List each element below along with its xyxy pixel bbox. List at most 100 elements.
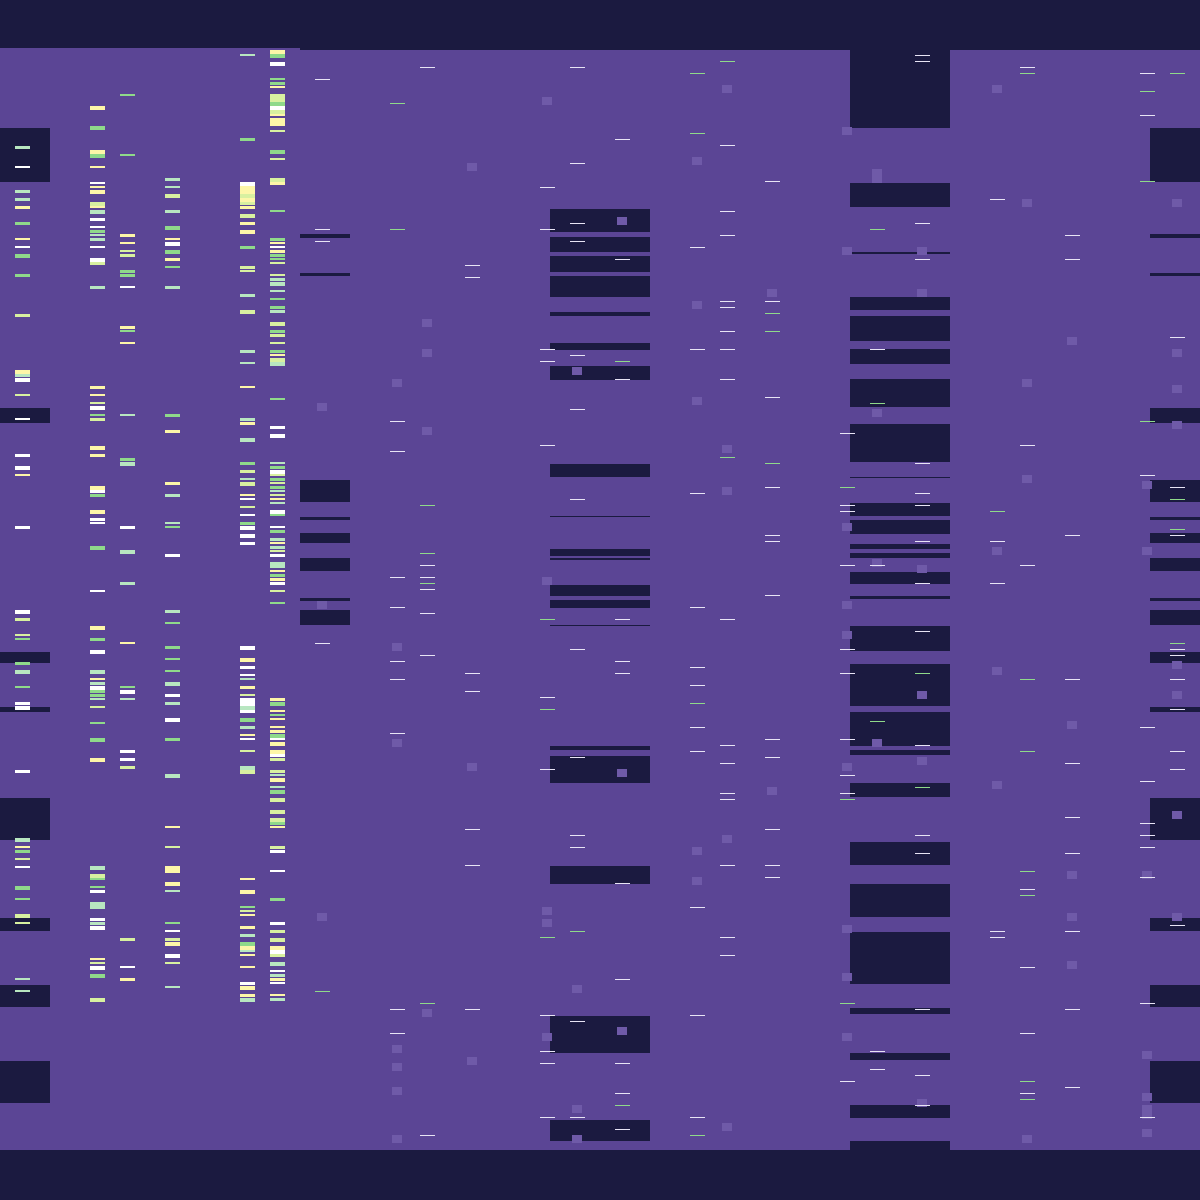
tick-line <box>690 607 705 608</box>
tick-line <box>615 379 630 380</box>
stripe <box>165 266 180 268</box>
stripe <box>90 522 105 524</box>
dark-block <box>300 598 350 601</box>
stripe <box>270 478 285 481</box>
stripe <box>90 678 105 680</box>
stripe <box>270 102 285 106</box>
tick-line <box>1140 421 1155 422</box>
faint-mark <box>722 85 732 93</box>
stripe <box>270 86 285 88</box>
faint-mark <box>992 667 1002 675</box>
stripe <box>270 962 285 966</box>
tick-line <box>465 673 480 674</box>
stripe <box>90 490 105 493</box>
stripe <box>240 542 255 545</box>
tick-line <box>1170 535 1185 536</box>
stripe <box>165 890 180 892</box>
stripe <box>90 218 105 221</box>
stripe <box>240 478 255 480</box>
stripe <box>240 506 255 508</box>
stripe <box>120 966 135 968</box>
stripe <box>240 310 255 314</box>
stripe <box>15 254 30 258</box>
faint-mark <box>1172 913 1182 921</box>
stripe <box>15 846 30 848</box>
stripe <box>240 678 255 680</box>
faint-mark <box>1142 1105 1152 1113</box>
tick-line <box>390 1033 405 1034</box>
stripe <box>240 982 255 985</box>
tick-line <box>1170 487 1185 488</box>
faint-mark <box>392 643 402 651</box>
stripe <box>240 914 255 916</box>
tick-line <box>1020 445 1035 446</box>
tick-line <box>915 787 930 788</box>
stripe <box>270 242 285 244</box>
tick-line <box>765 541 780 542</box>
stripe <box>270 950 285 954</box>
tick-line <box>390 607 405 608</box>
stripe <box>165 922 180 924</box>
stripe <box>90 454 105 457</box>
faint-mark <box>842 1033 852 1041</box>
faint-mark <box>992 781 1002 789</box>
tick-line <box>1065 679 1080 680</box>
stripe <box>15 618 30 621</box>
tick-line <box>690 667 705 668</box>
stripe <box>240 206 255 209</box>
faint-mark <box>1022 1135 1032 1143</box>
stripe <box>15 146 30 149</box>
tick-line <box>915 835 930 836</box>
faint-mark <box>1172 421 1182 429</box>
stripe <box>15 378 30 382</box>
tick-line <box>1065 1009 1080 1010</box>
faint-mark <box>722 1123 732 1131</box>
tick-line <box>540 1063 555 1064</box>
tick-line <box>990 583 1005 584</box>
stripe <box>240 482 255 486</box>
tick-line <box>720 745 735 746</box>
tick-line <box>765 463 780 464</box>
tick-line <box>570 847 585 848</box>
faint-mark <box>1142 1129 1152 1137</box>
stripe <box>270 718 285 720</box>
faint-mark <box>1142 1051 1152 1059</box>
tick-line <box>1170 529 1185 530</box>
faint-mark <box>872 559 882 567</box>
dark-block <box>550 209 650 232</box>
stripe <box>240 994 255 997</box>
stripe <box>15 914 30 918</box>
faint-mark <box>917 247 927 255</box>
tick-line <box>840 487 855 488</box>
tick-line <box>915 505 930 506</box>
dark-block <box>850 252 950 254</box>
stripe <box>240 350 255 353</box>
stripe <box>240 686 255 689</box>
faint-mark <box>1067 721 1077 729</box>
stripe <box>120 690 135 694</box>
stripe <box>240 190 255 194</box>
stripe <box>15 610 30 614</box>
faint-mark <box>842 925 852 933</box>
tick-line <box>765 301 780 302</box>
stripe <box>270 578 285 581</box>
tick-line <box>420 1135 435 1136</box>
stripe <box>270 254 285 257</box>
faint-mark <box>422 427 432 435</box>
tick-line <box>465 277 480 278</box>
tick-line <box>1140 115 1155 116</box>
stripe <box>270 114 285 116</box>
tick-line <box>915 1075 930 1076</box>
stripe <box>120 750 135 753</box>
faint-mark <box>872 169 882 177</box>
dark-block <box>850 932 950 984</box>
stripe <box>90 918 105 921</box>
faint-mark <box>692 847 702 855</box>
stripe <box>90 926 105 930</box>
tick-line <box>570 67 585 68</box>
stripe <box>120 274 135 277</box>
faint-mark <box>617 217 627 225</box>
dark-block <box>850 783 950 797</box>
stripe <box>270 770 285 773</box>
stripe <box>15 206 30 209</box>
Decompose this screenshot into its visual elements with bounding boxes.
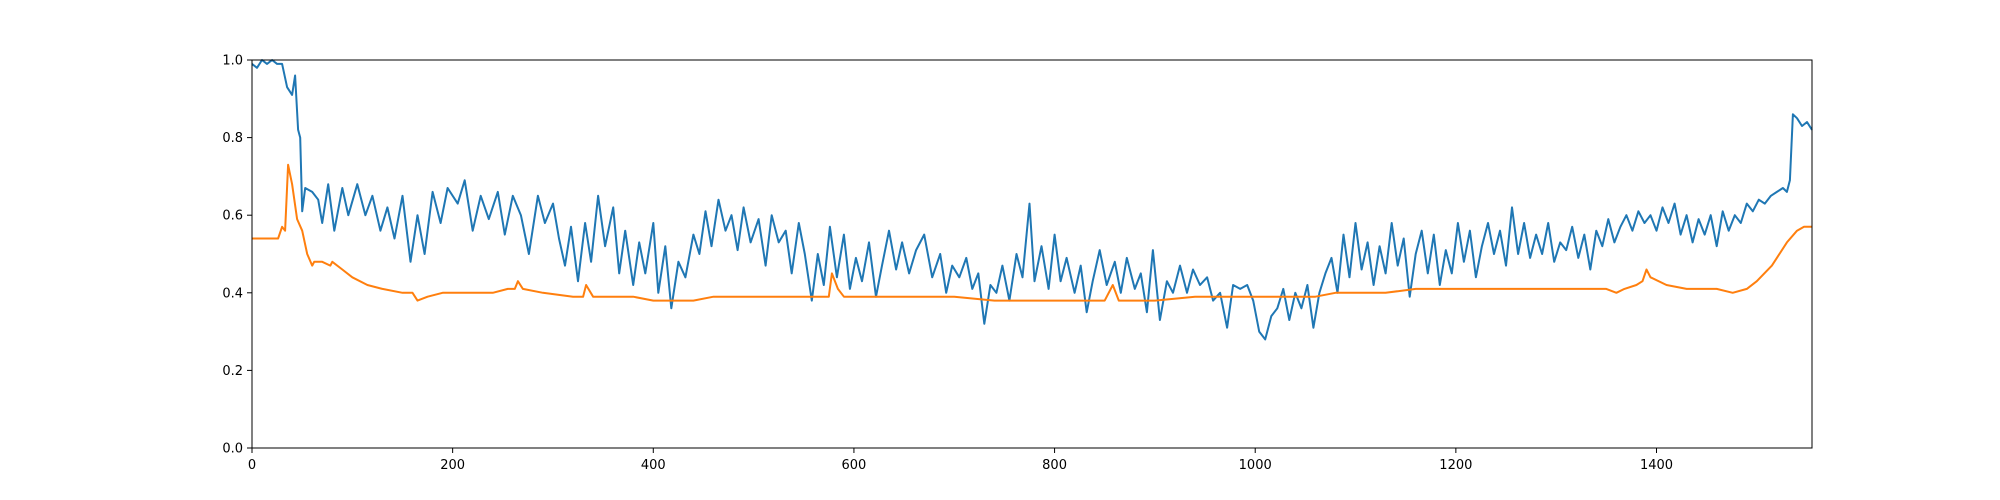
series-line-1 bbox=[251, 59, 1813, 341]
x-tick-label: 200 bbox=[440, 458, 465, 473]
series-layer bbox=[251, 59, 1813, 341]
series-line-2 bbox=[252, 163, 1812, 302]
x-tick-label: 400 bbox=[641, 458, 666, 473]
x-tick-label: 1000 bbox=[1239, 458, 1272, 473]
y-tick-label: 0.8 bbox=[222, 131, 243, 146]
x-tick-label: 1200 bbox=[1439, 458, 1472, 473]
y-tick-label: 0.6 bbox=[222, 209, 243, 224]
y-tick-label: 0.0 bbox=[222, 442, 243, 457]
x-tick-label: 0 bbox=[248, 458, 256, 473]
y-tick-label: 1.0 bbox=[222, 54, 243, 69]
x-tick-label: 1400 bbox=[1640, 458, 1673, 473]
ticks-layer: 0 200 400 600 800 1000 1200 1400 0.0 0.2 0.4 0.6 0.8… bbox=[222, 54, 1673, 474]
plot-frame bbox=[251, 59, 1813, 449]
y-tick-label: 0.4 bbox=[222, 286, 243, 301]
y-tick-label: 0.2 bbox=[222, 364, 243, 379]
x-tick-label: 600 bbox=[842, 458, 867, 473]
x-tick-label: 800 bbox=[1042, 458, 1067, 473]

........

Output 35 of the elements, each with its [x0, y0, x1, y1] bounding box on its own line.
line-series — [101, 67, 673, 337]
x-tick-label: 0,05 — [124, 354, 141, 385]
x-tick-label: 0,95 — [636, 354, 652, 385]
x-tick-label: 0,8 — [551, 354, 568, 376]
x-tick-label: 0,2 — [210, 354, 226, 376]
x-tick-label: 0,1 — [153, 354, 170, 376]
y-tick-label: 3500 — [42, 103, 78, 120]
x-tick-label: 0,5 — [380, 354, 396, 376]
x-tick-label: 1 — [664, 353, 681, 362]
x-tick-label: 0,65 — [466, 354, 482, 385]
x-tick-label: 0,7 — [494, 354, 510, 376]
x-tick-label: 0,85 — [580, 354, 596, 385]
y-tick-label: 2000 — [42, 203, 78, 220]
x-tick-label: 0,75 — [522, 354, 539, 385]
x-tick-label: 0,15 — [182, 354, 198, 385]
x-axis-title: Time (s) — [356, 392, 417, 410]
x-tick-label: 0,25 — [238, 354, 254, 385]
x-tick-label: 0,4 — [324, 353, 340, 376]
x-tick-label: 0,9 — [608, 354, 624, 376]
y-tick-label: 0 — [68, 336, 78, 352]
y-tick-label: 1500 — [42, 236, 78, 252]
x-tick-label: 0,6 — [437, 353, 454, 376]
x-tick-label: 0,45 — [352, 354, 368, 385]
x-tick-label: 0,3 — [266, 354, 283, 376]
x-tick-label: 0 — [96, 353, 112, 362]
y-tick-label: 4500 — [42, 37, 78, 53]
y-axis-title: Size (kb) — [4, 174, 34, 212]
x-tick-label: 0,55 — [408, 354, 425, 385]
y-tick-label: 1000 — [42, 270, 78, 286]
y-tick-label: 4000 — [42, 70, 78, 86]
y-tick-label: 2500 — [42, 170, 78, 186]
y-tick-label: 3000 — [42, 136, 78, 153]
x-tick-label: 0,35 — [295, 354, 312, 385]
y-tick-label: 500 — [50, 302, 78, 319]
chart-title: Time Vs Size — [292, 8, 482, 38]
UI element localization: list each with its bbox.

........

* [What to do] Reproduce the listing lines starting at the line that contains "tick-line <box>690 607 705 608</box>" and ending at the line that contains "stripe <box>240 542 255 545</box>", both included.

* [Reply]
tick-line <box>690 607 705 608</box>
tick-line <box>615 379 630 380</box>
stripe <box>165 266 180 268</box>
stripe <box>90 522 105 524</box>
dark-block <box>300 598 350 601</box>
stripe <box>270 478 285 481</box>
stripe <box>90 678 105 680</box>
stripe <box>270 102 285 106</box>
tick-line <box>1140 421 1155 422</box>
faint-mark <box>722 85 732 93</box>
stripe <box>270 86 285 88</box>
faint-mark <box>992 667 1002 675</box>
stripe <box>270 962 285 966</box>
tick-line <box>465 673 480 674</box>
stripe <box>90 490 105 493</box>
stripe <box>240 542 255 545</box>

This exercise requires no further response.